EXCERPTED TEXT =
= = = =

Indeed, a substantial part of the Luxembourg investment fund industry is based on commercial laws, codes, administrative practice and – perhaps most importantly – economic-legal principles essentially similar to those of Chile and the rest of Latin America. UCITS, UCI II, SIFs, SICARs, RAIF, SPF, etc., may sound like utterly foreign and complex concepts, but they are nothing more than the regulatory wrapping beneath which lie the same companies that we have in each of our countries.
Leveraging European expertise for Latin American growth
For these reasons, and this is valid for the investment funds and alternative assets industry and also for our overall legal and economic reality, the problems to be solved and the possible solutions to be explored from a European perspective will often coincide with those of our region. Likewise, it is not unreasonable to argue that it should be possible to “import” these solutions in a much easier, more fluid and natural way than those brought from the Anglo world.
Further, in matters where Europe diverges from Latin America, Europe should still be seen as an important source of knowhow. In our opinion, these matters are mainly due to the communitarian character of the EU economy and the powerful impulse provided by the aggregation and direction of budgetary, monetary, human and intellectual resources that – so considered – make up the second largest world economy and have generated a regulatory vanguard in practically all the issues that are of interest to Latin America.
EU knowhow on topical regulatory issues for the alternative assets industry
Thus, ESG, data protection, cybersecurity, AML, corporate governance, public-private collaboration, Fintech, “passporting” of services and promotion of private equity and venture capital, are all topics that affect the alternative assets industry in various ways. For these topics and many more, there are EU Regulations, Directives, soft law, Guidelines, recommendations and – even more relevant – several years of implementation and development.

= = = =

WORK INSTRUCTIONS = Pick up the piece on European regulatory knowhow for Latin America's investment fund industry and continue it from its final sentence.

DATA SUPPLIED =
= = = =

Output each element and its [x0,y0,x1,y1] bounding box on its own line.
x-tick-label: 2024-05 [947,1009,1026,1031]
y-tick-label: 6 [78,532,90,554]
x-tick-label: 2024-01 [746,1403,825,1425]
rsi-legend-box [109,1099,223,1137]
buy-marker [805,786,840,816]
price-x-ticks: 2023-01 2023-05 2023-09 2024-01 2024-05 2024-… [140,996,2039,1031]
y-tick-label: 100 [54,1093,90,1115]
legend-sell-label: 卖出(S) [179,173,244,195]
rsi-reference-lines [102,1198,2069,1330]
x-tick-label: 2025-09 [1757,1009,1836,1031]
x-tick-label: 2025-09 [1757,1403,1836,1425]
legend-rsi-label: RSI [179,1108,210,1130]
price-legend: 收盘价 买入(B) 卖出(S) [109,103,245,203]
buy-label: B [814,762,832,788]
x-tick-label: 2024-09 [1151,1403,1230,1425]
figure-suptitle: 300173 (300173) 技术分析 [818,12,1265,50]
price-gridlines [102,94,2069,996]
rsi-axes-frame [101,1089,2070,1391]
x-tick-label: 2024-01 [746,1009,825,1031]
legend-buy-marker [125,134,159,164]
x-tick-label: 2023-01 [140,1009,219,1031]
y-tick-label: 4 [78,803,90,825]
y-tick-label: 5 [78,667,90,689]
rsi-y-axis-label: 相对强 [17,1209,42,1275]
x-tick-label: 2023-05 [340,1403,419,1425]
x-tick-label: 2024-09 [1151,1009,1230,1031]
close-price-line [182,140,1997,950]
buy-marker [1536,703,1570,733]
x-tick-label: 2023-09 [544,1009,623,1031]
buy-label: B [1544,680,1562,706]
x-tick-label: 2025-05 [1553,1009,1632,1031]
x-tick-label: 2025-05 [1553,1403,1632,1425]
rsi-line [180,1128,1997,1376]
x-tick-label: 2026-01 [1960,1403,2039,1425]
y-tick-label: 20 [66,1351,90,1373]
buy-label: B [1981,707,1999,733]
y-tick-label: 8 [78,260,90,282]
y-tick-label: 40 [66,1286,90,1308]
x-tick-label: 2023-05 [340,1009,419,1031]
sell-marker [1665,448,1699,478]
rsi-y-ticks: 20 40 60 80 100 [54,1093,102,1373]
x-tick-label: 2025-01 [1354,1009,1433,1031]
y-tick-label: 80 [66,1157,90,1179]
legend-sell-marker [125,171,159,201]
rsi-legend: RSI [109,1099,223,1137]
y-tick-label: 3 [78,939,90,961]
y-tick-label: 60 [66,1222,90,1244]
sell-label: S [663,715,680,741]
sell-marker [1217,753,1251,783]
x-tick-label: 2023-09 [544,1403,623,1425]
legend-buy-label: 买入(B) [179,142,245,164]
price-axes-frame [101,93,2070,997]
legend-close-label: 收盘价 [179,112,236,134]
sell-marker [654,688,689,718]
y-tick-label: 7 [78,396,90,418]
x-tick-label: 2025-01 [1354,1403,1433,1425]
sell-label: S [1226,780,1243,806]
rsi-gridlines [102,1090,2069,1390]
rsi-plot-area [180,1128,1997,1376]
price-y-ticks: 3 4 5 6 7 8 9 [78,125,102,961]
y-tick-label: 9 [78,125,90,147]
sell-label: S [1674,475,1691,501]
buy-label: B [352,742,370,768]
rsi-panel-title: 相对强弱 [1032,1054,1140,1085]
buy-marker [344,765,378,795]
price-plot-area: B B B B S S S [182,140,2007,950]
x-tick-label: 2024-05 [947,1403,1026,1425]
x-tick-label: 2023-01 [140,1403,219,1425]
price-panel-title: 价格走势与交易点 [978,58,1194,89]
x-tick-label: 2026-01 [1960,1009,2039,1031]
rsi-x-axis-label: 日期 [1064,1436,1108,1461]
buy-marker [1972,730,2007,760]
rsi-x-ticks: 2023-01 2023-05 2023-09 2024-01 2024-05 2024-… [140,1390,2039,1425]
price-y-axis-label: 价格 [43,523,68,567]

= = = =

ANSWER BOX =
Practical lessons for Latin America
In particular, so much could easily be learned from the other side of the Atlantic regarding, for example:
- fund structuring (co-investments, parallel vehicles, feeders, masters, continuation funds, warehousing);
- strategies (private equity, debt, real estate, infrastructure, venture capital, crypto, etc.);
- relationships with investors (institutional, HNWI, retails);
- distribution, redemptions, liquidity and incentives for managers (carry);
- governance of the various vehicles (boards and intermediate committees);
- relationships with regulators and state agencies (impossible not to think of the CORFO programs in Chile and how the European Investment Fund, the European Investment Bank and the various national agencies do it);
- relationships with investee companies (transactions and financing at different levels and in different jurisdictions);
- distribution/marketing, investment and outreach at regional and global levels;
- impact funds;
- sustainability; and
- reporting.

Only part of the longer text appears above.